## Work to be completed
Scan the records below. List lines holding "name".

## Excerpted records

┄┄┄┄┄┄┄┄┄┄

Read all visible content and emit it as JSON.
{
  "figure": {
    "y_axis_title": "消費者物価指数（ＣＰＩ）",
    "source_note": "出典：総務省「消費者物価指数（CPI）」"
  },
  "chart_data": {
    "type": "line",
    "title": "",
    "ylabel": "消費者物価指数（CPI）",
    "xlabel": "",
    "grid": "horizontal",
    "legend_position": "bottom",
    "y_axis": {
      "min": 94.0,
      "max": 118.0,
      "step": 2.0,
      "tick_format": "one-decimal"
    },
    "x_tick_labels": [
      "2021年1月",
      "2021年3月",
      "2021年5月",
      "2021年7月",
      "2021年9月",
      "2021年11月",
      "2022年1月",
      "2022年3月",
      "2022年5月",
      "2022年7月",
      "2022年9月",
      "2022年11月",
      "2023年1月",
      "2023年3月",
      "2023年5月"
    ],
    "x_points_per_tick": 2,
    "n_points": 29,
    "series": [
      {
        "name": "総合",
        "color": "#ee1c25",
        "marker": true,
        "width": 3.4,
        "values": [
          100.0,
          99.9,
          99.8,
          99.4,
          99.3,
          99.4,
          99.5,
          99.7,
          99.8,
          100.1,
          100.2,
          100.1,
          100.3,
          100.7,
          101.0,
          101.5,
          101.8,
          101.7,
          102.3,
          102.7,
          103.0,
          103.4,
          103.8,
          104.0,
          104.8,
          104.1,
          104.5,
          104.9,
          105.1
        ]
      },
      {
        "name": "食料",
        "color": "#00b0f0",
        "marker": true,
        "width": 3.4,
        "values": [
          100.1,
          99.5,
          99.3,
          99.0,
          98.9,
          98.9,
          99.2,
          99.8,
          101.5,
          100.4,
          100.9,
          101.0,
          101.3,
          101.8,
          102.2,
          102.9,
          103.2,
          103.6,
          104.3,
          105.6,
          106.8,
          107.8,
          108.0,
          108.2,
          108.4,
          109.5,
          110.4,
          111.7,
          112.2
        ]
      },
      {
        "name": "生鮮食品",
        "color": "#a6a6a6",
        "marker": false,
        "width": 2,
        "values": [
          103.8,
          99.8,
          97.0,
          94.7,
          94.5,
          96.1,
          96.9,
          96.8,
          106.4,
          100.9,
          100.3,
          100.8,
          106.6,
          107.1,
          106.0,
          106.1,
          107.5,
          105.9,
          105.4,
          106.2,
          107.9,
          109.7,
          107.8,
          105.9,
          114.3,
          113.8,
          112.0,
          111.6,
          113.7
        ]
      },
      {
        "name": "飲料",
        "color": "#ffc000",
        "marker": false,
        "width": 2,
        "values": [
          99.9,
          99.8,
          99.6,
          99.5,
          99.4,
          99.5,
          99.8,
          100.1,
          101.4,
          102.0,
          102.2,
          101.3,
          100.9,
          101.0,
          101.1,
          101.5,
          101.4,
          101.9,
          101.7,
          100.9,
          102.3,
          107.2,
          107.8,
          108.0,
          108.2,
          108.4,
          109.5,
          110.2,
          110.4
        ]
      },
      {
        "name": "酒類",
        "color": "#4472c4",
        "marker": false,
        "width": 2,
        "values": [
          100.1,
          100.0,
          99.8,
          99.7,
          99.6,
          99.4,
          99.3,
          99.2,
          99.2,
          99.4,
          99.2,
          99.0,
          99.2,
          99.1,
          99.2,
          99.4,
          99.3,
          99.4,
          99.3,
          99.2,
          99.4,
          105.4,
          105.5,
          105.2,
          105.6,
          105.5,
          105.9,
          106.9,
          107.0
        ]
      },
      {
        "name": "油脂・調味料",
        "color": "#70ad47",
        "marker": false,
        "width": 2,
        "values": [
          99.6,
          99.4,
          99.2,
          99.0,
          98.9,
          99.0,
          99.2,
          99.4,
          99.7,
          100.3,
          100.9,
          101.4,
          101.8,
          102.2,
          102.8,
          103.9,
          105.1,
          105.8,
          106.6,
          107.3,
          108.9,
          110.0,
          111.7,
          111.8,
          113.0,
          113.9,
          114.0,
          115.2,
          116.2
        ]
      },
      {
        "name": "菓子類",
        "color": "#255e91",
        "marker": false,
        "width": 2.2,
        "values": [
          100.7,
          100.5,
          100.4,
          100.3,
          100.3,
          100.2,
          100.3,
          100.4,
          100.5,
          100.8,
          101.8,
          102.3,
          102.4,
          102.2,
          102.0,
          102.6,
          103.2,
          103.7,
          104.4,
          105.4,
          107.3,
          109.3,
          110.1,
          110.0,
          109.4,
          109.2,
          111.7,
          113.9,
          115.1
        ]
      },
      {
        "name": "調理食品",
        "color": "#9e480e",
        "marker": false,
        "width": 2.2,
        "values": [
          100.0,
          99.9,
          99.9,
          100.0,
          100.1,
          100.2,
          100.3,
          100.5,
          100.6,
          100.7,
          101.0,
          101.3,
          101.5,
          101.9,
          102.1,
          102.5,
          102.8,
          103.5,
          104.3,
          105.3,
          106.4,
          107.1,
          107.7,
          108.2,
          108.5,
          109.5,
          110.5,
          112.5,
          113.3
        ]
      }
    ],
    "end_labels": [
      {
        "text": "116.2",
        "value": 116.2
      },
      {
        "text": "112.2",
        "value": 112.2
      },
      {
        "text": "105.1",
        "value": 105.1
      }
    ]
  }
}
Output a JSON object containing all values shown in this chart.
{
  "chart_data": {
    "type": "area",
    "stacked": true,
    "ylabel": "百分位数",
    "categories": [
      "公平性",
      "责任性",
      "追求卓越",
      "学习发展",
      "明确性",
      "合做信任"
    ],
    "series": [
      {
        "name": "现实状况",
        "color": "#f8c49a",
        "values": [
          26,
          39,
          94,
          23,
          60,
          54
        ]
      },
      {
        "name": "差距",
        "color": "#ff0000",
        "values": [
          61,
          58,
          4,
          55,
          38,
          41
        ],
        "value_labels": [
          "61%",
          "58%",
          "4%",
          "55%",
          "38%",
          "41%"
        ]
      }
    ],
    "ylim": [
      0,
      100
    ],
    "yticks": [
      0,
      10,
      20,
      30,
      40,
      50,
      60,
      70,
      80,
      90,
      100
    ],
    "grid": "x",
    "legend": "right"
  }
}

┄┄┄┄┄┄┄┄┄┄

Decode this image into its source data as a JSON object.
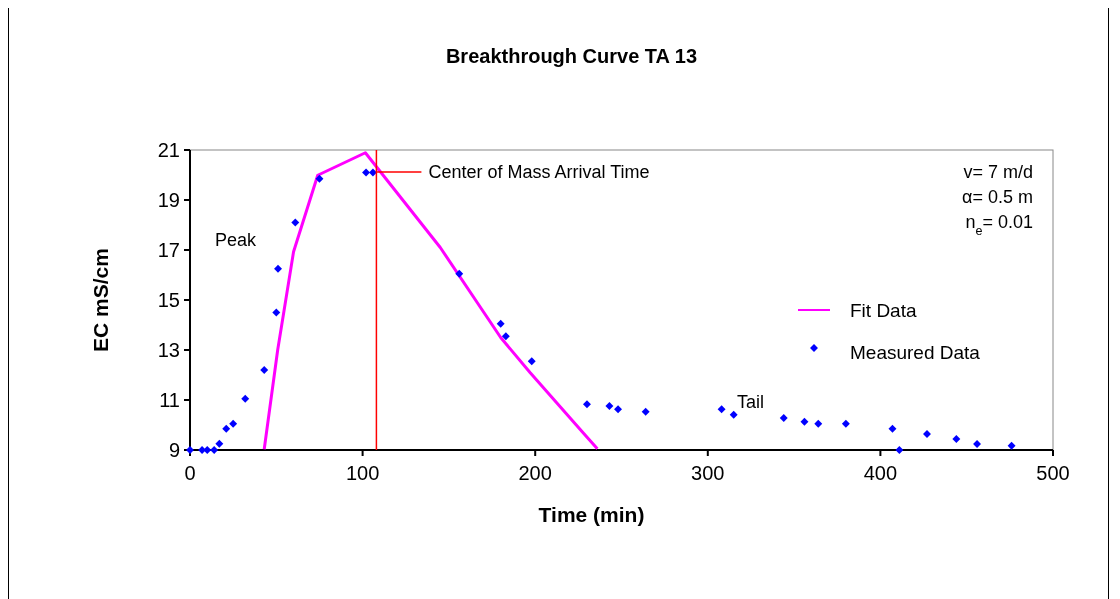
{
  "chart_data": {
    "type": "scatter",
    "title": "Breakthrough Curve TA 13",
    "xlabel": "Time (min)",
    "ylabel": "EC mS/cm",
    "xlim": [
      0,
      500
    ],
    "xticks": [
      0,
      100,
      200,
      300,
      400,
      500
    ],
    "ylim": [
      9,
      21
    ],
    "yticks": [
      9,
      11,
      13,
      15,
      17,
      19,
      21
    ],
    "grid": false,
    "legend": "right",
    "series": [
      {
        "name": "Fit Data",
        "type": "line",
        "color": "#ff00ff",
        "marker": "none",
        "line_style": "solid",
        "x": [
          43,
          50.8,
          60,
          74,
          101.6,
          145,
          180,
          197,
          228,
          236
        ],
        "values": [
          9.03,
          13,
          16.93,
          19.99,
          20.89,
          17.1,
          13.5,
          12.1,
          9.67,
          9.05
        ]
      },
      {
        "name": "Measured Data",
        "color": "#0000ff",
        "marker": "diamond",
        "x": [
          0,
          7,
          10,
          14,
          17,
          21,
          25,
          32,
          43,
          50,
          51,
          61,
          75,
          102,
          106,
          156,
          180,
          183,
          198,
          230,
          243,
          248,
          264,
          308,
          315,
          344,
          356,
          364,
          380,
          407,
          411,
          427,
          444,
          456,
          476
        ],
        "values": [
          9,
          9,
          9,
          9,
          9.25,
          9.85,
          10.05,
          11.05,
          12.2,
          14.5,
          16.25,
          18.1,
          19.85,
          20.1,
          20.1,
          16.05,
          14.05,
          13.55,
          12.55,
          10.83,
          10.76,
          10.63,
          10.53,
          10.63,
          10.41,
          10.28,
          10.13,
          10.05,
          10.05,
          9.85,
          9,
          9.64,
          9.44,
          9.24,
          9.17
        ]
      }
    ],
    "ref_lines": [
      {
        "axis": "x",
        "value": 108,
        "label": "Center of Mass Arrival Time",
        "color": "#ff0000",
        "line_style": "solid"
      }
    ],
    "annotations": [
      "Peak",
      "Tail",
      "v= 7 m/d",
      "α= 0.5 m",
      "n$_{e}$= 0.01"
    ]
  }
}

┄┄┄┄┄┄┄┄┄┄

## Final result
        "name": "総合",
        "name": "食料",
        "name": "生鮮食品",
        "name": "飲料",
        "name": "酒類",
        "name": "油脂・調味料",
        "name": "菓子類",
        "name": "調理食品",
        "name": "现实状况",
        "name": "差距",
        "name": "Fit Data",
        "name": "Measured Data",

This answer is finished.